#### DATA FOR PROCESSING ####
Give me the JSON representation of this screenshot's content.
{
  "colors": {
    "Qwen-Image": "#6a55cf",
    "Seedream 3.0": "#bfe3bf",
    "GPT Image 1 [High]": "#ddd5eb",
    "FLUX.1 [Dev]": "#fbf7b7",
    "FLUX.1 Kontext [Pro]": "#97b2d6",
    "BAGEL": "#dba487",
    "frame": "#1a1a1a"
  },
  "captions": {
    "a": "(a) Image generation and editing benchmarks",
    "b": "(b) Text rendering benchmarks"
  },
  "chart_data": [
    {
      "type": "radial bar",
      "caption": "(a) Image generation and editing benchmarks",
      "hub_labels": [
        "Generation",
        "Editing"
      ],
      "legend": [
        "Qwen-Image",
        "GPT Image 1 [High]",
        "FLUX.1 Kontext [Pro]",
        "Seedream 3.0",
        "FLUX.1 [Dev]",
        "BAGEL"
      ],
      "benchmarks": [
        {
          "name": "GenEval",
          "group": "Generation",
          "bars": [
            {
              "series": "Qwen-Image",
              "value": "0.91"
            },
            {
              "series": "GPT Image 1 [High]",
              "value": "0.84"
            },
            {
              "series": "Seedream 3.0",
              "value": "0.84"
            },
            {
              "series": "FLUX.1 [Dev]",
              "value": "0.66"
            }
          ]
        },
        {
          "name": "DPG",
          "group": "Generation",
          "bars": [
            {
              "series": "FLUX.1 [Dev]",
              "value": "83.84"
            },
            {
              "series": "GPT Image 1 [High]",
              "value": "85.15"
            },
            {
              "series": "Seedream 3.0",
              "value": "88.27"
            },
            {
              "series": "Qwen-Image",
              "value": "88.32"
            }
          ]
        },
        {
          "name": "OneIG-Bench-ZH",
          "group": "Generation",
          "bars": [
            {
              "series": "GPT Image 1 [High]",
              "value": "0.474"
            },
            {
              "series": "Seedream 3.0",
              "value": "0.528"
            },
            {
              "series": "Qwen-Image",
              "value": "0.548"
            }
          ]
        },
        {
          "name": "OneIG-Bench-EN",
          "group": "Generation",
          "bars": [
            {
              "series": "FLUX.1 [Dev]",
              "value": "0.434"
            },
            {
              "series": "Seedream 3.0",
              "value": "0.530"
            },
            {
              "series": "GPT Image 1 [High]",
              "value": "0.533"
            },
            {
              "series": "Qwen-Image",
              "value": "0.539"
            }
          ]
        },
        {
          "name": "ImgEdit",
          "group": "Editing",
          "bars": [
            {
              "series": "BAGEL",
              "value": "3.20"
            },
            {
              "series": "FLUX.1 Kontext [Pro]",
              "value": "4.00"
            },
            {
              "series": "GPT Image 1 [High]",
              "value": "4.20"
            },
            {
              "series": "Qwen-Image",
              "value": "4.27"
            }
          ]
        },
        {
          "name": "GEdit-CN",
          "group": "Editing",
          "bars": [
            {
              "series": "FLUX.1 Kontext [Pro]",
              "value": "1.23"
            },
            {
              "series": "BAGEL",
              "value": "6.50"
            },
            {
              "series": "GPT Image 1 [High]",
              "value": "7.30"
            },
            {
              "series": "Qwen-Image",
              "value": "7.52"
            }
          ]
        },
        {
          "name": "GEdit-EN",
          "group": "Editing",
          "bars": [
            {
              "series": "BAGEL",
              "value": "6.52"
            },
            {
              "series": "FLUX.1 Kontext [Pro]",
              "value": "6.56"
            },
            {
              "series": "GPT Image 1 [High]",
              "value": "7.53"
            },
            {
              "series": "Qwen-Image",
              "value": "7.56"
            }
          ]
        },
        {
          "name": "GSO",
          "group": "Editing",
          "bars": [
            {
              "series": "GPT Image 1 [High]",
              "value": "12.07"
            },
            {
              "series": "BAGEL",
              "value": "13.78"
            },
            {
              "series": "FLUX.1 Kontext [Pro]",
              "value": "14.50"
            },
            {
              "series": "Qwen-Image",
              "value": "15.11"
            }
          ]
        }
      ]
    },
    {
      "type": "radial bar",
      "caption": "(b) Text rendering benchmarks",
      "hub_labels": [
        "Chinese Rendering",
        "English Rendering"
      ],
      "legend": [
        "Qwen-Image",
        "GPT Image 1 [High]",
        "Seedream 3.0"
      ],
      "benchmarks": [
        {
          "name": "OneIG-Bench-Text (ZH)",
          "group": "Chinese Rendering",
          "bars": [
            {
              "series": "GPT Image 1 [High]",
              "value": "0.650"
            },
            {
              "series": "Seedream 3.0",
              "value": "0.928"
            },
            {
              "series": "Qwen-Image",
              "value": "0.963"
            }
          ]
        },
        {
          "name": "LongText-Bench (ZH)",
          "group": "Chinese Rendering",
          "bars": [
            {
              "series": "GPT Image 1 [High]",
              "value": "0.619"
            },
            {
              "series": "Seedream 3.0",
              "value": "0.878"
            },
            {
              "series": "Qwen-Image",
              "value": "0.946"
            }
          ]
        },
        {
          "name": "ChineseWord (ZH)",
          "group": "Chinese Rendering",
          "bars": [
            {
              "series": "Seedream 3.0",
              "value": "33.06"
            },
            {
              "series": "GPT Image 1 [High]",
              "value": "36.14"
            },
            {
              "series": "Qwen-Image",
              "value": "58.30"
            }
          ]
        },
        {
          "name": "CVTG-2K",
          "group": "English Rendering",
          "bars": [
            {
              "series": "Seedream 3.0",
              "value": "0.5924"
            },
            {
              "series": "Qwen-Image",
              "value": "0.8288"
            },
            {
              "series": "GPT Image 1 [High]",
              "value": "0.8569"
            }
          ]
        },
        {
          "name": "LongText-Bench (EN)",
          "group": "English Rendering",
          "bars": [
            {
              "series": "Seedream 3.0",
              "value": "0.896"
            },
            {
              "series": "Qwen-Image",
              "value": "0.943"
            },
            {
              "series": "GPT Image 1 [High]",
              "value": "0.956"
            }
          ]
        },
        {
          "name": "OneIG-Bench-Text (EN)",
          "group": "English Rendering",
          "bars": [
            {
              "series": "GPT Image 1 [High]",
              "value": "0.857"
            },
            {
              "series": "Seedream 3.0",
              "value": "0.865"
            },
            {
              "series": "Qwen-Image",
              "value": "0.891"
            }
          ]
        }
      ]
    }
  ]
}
####
WRITTEN TASK:
Pull out the lines above in which the word "OneIG" appears.

OUTPUT OF THE EXERCISE:
          "name": "OneIG-Bench-ZH",
          "name": "OneIG-Bench-EN",
          "name": "OneIG-Bench-Text (ZH)",
          "name": "OneIG-Bench-Text (EN)",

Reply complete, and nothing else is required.